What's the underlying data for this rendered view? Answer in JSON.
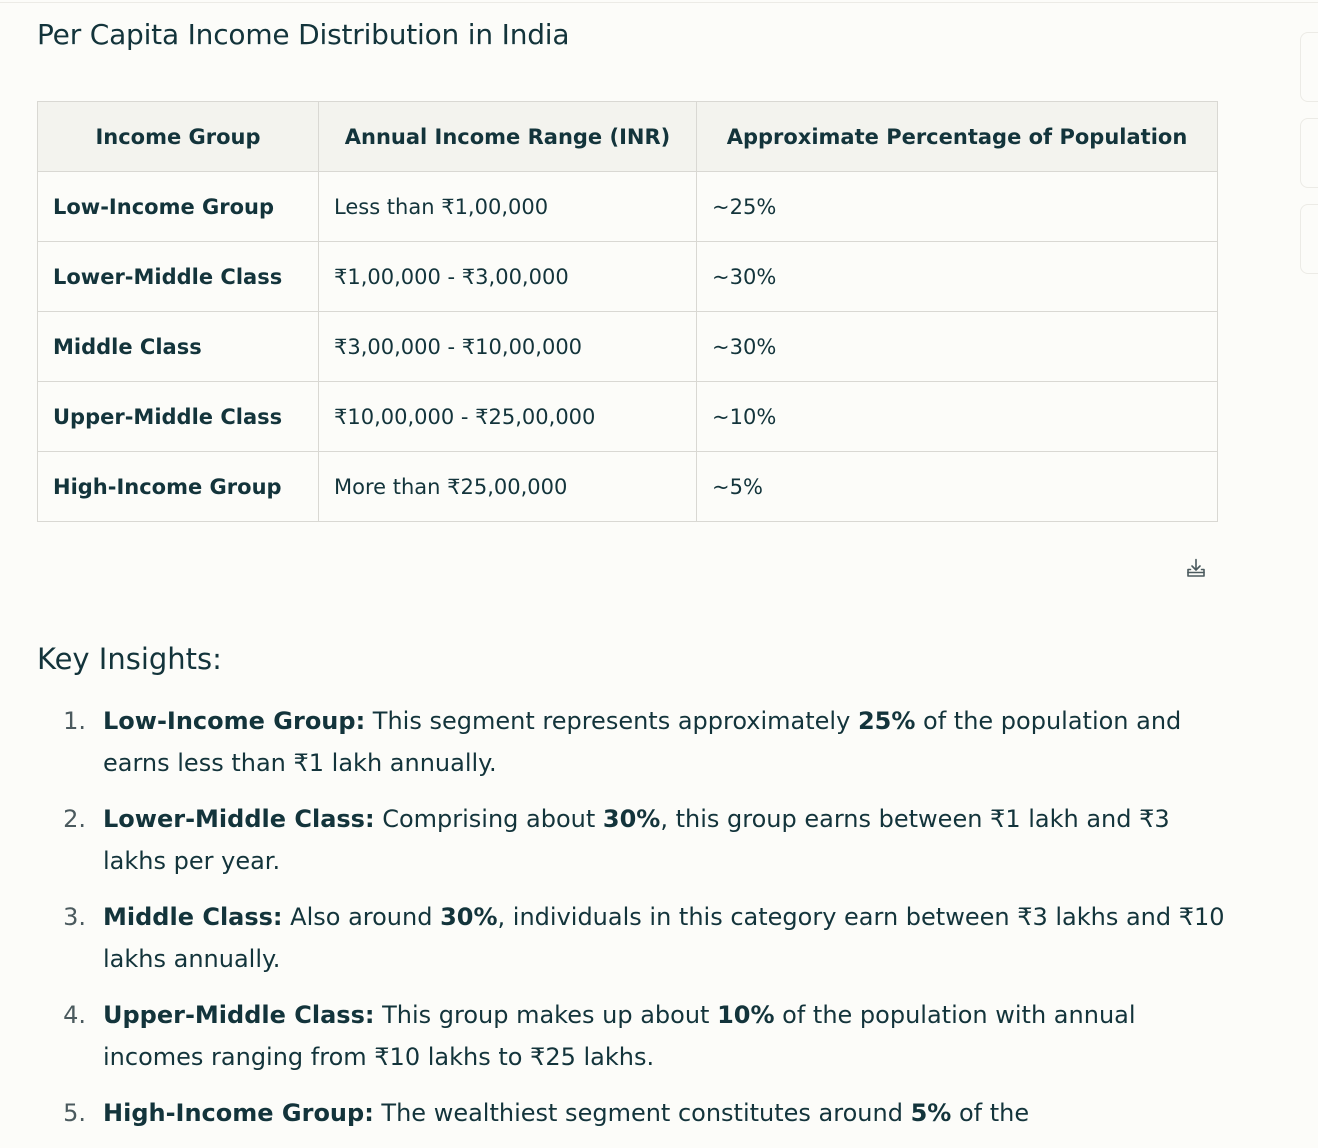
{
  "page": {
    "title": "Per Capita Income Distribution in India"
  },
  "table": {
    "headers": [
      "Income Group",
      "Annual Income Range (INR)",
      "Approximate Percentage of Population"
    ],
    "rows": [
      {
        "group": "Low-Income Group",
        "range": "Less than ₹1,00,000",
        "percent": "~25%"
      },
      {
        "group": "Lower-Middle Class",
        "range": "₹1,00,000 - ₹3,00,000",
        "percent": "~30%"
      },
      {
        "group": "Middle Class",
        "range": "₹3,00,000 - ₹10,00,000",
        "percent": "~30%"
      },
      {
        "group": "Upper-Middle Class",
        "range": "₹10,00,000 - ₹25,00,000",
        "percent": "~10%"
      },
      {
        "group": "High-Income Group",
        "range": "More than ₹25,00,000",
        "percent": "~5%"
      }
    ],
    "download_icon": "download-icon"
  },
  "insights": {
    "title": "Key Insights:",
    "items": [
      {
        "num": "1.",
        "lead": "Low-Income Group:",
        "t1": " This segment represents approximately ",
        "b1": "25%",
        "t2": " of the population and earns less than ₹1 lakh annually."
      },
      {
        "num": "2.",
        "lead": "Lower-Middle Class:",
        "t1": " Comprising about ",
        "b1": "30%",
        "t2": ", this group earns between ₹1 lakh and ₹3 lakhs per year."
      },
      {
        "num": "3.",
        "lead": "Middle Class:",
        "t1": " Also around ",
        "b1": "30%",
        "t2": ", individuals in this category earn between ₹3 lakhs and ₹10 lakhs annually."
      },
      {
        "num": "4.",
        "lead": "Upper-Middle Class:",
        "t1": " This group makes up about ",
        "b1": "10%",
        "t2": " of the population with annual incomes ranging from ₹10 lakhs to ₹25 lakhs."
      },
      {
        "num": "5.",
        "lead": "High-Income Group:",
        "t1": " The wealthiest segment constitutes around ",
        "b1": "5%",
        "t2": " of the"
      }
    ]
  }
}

◇ ◇ ◇ ◇

WORK TO COMPLETE: Repeat the data exactly, excluding the pictures.

ANSWER TO THIS EXERCISE:
What's the underlying data for this rendered view? Answer in JSON.
{
  "page": {
    "title": "Per Capita Income Distribution in India"
  },
  "table": {
    "headers": [
      "Income Group",
      "Annual Income Range (INR)",
      "Approximate Percentage of Population"
    ],
    "rows": [
      {
        "group": "Low-Income Group",
        "range": "Less than ₹1,00,000",
        "percent": "~25%"
      },
      {
        "group": "Lower-Middle Class",
        "range": "₹1,00,000 - ₹3,00,000",
        "percent": "~30%"
      },
      {
        "group": "Middle Class",
        "range": "₹3,00,000 - ₹10,00,000",
        "percent": "~30%"
      },
      {
        "group": "Upper-Middle Class",
        "range": "₹10,00,000 - ₹25,00,000",
        "percent": "~10%"
      },
      {
        "group": "High-Income Group",
        "range": "More than ₹25,00,000",
        "percent": "~5%"
      }
    ],
    "download_icon": "download-icon"
  },
  "insights": {
    "title": "Key Insights:",
    "items": [
      {
        "num": "1.",
        "lead": "Low-Income Group:",
        "t1": " This segment represents approximately ",
        "b1": "25%",
        "t2": " of the population and earns less than ₹1 lakh annually."
      },
      {
        "num": "2.",
        "lead": "Lower-Middle Class:",
        "t1": " Comprising about ",
        "b1": "30%",
        "t2": ", this group earns between ₹1 lakh and ₹3 lakhs per year."
      },
      {
        "num": "3.",
        "lead": "Middle Class:",
        "t1": " Also around ",
        "b1": "30%",
        "t2": ", individuals in this category earn between ₹3 lakhs and ₹10 lakhs annually."
      },
      {
        "num": "4.",
        "lead": "Upper-Middle Class:",
        "t1": " This group makes up about ",
        "b1": "10%",
        "t2": " of the population with annual incomes ranging from ₹10 lakhs to ₹25 lakhs."
      },
      {
        "num": "5.",
        "lead": "High-Income Group:",
        "t1": " The wealthiest segment constitutes around ",
        "b1": "5%",
        "t2": " of the"
      }
    ]
  }
}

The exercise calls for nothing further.